Make an exact copy of all the entries, with the pictures left out.

● **LISTED RECORDS**:
# # # #

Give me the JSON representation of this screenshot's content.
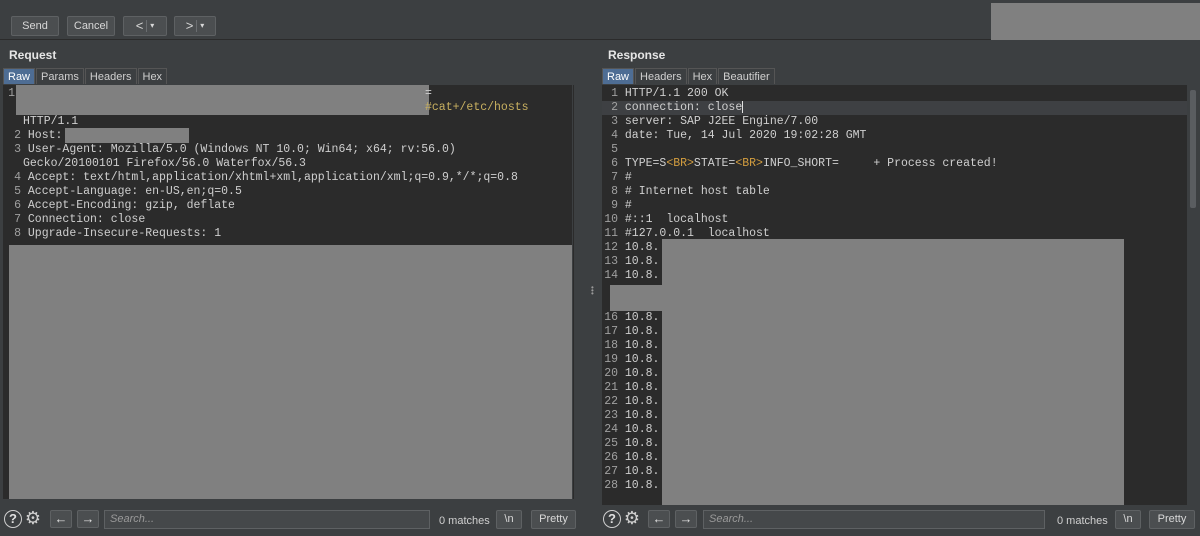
{
  "toolbar": {
    "send": "Send",
    "cancel": "Cancel",
    "back": "<",
    "forward": ">",
    "dropdown": "▾"
  },
  "request": {
    "title": "Request",
    "tabs": [
      "Raw",
      "Params",
      "Headers",
      "Hex"
    ],
    "line1_tail": "=",
    "line1_cmd": "cat+/etc/hosts",
    "line1_cont": "HTTP/1.1",
    "lines": [
      {
        "n": "1",
        "t": ""
      },
      {
        "n": "2",
        "t": "Host: "
      },
      {
        "n": "3",
        "t": "User-Agent: Mozilla/5.0 (Windows NT 10.0; Win64; x64; rv:56.0)"
      },
      {
        "n": "",
        "t": "Gecko/20100101 Firefox/56.0 Waterfox/56.3"
      },
      {
        "n": "4",
        "t": "Accept: text/html,application/xhtml+xml,application/xml;q=0.9,*/*;q=0.8"
      },
      {
        "n": "5",
        "t": "Accept-Language: en-US,en;q=0.5"
      },
      {
        "n": "6",
        "t": "Accept-Encoding: gzip, deflate"
      },
      {
        "n": "7",
        "t": "Connection: close"
      },
      {
        "n": "8",
        "t": "Upgrade-Insecure-Requests: 1"
      }
    ]
  },
  "response": {
    "title": "Response",
    "tabs": [
      "Raw",
      "Headers",
      "Hex",
      "Beautifier"
    ],
    "lines": [
      {
        "n": "1",
        "t": "HTTP/1.1 200 OK"
      },
      {
        "n": "2",
        "t": "connection: close"
      },
      {
        "n": "3",
        "t": "server: SAP J2EE Engine/7.00"
      },
      {
        "n": "4",
        "t": "date: Tue, 14 Jul 2020 19:02:28 GMT"
      },
      {
        "n": "5",
        "t": ""
      },
      {
        "n": "6",
        "t": "TYPE=S<BR>STATE=<BR>INFO_SHORT=     + Process created!"
      },
      {
        "n": "7",
        "t": "#"
      },
      {
        "n": "8",
        "t": "# Internet host table"
      },
      {
        "n": "9",
        "t": "#"
      },
      {
        "n": "10",
        "t": "#::1  localhost"
      },
      {
        "n": "11",
        "t": "#127.0.0.1  localhost"
      },
      {
        "n": "12",
        "t": "10.8."
      },
      {
        "n": "13",
        "t": "10.8."
      },
      {
        "n": "14",
        "t": "10.8."
      },
      {
        "n": "16",
        "t": "10.8."
      },
      {
        "n": "17",
        "t": "10.8."
      },
      {
        "n": "18",
        "t": "10.8."
      },
      {
        "n": "19",
        "t": "10.8."
      },
      {
        "n": "20",
        "t": "10.8."
      },
      {
        "n": "21",
        "t": "10.8."
      },
      {
        "n": "22",
        "t": "10.8."
      },
      {
        "n": "23",
        "t": "10.8."
      },
      {
        "n": "24",
        "t": "10.8."
      },
      {
        "n": "25",
        "t": "10.8."
      },
      {
        "n": "26",
        "t": "10.8."
      },
      {
        "n": "27",
        "t": "10.8."
      },
      {
        "n": "28",
        "t": "10.8."
      }
    ]
  },
  "footer": {
    "help": "?",
    "search_placeholder": "Search...",
    "matches": "0 matches",
    "newline": "\\n",
    "pretty": "Pretty"
  },
  "icons": {
    "help": "help-icon",
    "gear": "gear-icon",
    "back": "arrow-left-icon",
    "forward": "arrow-right-icon"
  }
}
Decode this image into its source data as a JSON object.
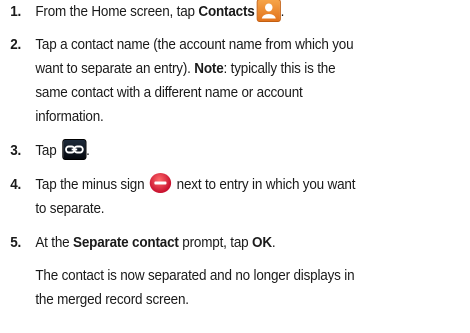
{
  "steps": [
    {
      "num": "1.",
      "pre": "From the Home screen, tap ",
      "bold": "Contacts",
      "icon": "contacts-icon",
      "post": "."
    },
    {
      "num": "2.",
      "line1": "Tap a contact name (the account name from which you",
      "line2_pre": "want to separate an entry). ",
      "note_label": "Note",
      "line2_post": ": typically this is the",
      "line3": "same contact with a different name or account",
      "line4": "information."
    },
    {
      "num": "3.",
      "pre": "Tap ",
      "icon": "link-icon",
      "post": "."
    },
    {
      "num": "4.",
      "pre": "Tap the minus sign ",
      "icon": "minus-sign-icon",
      "post": " next to entry in which you want",
      "line2": "to separate."
    },
    {
      "num": "5.",
      "pre": "At the ",
      "bold1": "Separate contact",
      "mid": " prompt, tap ",
      "bold2": "OK",
      "post": ".",
      "result1": "The contact is now separated and no longer displays in",
      "result2": "the merged record screen."
    }
  ],
  "colors": {
    "text": "#1a1a1a",
    "contacts_icon": "#f08c2c",
    "link_icon": "#0b1018",
    "minus_icon": "#d0132f"
  }
}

# # # #

● **THE OUTPUT**:
Give me the JSON representation of this screenshot's content.
{
  "toolbar": {
    "send": "Send",
    "cancel": "Cancel",
    "back": "<",
    "forward": ">",
    "dropdown": "▾"
  },
  "request": {
    "title": "Request",
    "tabs": [
      "Raw",
      "Params",
      "Headers",
      "Hex"
    ],
    "line1_tail": "=",
    "line1_cmd": "cat+/etc/hosts",
    "line1_cont": "HTTP/1.1",
    "lines": [
      {
        "n": "1",
        "t": ""
      },
      {
        "n": "2",
        "t": "Host: "
      },
      {
        "n": "3",
        "t": "User-Agent: Mozilla/5.0 (Windows NT 10.0; Win64; x64; rv:56.0)"
      },
      {
        "n": "",
        "t": "Gecko/20100101 Firefox/56.0 Waterfox/56.3"
      },
      {
        "n": "4",
        "t": "Accept: text/html,application/xhtml+xml,application/xml;q=0.9,*/*;q=0.8"
      },
      {
        "n": "5",
        "t": "Accept-Language: en-US,en;q=0.5"
      },
      {
        "n": "6",
        "t": "Accept-Encoding: gzip, deflate"
      },
      {
        "n": "7",
        "t": "Connection: close"
      },
      {
        "n": "8",
        "t": "Upgrade-Insecure-Requests: 1"
      }
    ]
  },
  "response": {
    "title": "Response",
    "tabs": [
      "Raw",
      "Headers",
      "Hex",
      "Beautifier"
    ],
    "lines": [
      {
        "n": "1",
        "t": "HTTP/1.1 200 OK"
      },
      {
        "n": "2",
        "t": "connection: close"
      },
      {
        "n": "3",
        "t": "server: SAP J2EE Engine/7.00"
      },
      {
        "n": "4",
        "t": "date: Tue, 14 Jul 2020 19:02:28 GMT"
      },
      {
        "n": "5",
        "t": ""
      },
      {
        "n": "6",
        "t": "TYPE=S<BR>STATE=<BR>INFO_SHORT=     + Process created!"
      },
      {
        "n": "7",
        "t": "#"
      },
      {
        "n": "8",
        "t": "# Internet host table"
      },
      {
        "n": "9",
        "t": "#"
      },
      {
        "n": "10",
        "t": "#::1  localhost"
      },
      {
        "n": "11",
        "t": "#127.0.0.1  localhost"
      },
      {
        "n": "12",
        "t": "10.8."
      },
      {
        "n": "13",
        "t": "10.8."
      },
      {
        "n": "14",
        "t": "10.8."
      },
      {
        "n": "16",
        "t": "10.8."
      },
      {
        "n": "17",
        "t": "10.8."
      },
      {
        "n": "18",
        "t": "10.8."
      },
      {
        "n": "19",
        "t": "10.8."
      },
      {
        "n": "20",
        "t": "10.8."
      },
      {
        "n": "21",
        "t": "10.8."
      },
      {
        "n": "22",
        "t": "10.8."
      },
      {
        "n": "23",
        "t": "10.8."
      },
      {
        "n": "24",
        "t": "10.8."
      },
      {
        "n": "25",
        "t": "10.8."
      },
      {
        "n": "26",
        "t": "10.8."
      },
      {
        "n": "27",
        "t": "10.8."
      },
      {
        "n": "28",
        "t": "10.8."
      }
    ]
  },
  "footer": {
    "help": "?",
    "search_placeholder": "Search...",
    "matches": "0 matches",
    "newline": "\\n",
    "pretty": "Pretty"
  },
  "icons": {
    "help": "help-icon",
    "gear": "gear-icon",
    "back": "arrow-left-icon",
    "forward": "arrow-right-icon"
  }
}
Decode this image into its source data as a JSON object.
{
  "steps": [
    {
      "num": "1.",
      "pre": "From the Home screen, tap ",
      "bold": "Contacts",
      "icon": "contacts-icon",
      "post": "."
    },
    {
      "num": "2.",
      "line1": "Tap a contact name (the account name from which you",
      "line2_pre": "want to separate an entry). ",
      "note_label": "Note",
      "line2_post": ": typically this is the",
      "line3": "same contact with a different name or account",
      "line4": "information."
    },
    {
      "num": "3.",
      "pre": "Tap ",
      "icon": "link-icon",
      "post": "."
    },
    {
      "num": "4.",
      "pre": "Tap the minus sign ",
      "icon": "minus-sign-icon",
      "post": " next to entry in which you want",
      "line2": "to separate."
    },
    {
      "num": "5.",
      "pre": "At the ",
      "bold1": "Separate contact",
      "mid": " prompt, tap ",
      "bold2": "OK",
      "post": ".",
      "result1": "The contact is now separated and no longer displays in",
      "result2": "the merged record screen."
    }
  ],
  "colors": {
    "text": "#1a1a1a",
    "contacts_icon": "#f08c2c",
    "link_icon": "#0b1018",
    "minus_icon": "#d0132f"
  }
}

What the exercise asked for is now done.